=== WHAT THE TASK ASKS ===
Restate the entries below word for word, omitting nothing.

• • •

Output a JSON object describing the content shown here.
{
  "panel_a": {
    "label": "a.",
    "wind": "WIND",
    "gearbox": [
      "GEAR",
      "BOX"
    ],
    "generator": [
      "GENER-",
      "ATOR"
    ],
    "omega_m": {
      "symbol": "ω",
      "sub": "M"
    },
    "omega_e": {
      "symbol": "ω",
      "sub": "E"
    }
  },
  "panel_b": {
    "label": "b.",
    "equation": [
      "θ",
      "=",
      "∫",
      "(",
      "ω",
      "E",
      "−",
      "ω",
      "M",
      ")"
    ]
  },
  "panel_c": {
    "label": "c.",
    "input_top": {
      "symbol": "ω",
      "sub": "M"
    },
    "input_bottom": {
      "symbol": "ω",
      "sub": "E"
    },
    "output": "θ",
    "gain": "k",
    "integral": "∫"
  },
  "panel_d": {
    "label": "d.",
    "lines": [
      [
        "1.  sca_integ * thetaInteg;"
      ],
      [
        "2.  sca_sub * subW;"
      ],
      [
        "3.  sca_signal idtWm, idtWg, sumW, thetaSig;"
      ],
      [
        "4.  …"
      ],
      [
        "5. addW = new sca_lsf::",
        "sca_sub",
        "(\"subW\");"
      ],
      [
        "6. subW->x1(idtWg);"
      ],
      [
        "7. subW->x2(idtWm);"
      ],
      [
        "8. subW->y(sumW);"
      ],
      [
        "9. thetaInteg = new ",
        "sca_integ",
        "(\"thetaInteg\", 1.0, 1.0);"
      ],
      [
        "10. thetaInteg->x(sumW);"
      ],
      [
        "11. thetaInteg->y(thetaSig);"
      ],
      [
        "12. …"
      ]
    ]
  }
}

• • •

=== OUTPUT OF THE EXERCISE ===
Output a JSON object describing the content shown here.
{
  "panel_a": {
    "label": "a.",
    "wind": "WIND",
    "gearbox": [
      "GEAR",
      "BOX"
    ],
    "generator": [
      "GENER-",
      "ATOR"
    ],
    "omega_m": {
      "symbol": "ω",
      "sub": "M"
    },
    "omega_e": {
      "symbol": "ω",
      "sub": "E"
    }
  },
  "panel_b": {
    "label": "b.",
    "equation": [
      "θ",
      "=",
      "∫",
      "(",
      "ω",
      "E",
      "−",
      "ω",
      "M",
      ")"
    ]
  },
  "panel_c": {
    "label": "c.",
    "input_top": {
      "symbol": "ω",
      "sub": "M"
    },
    "input_bottom": {
      "symbol": "ω",
      "sub": "E"
    },
    "output": "θ",
    "gain": "k",
    "integral": "∫"
  },
  "panel_d": {
    "label": "d.",
    "lines": [
      [
        "1.  sca_integ * thetaInteg;"
      ],
      [
        "2.  sca_sub * subW;"
      ],
      [
        "3.  sca_signal idtWm, idtWg, sumW, thetaSig;"
      ],
      [
        "4.  …"
      ],
      [
        "5. addW = new sca_lsf::",
        "sca_sub",
        "(\"subW\");"
      ],
      [
        "6. subW->x1(idtWg);"
      ],
      [
        "7. subW->x2(idtWm);"
      ],
      [
        "8. subW->y(sumW);"
      ],
      [
        "9. thetaInteg = new ",
        "sca_integ",
        "(\"thetaInteg\", 1.0, 1.0);"
      ],
      [
        "10. thetaInteg->x(sumW);"
      ],
      [
        "11. thetaInteg->y(thetaSig);"
      ],
      [
        "12. …"
      ]
    ]
  }
}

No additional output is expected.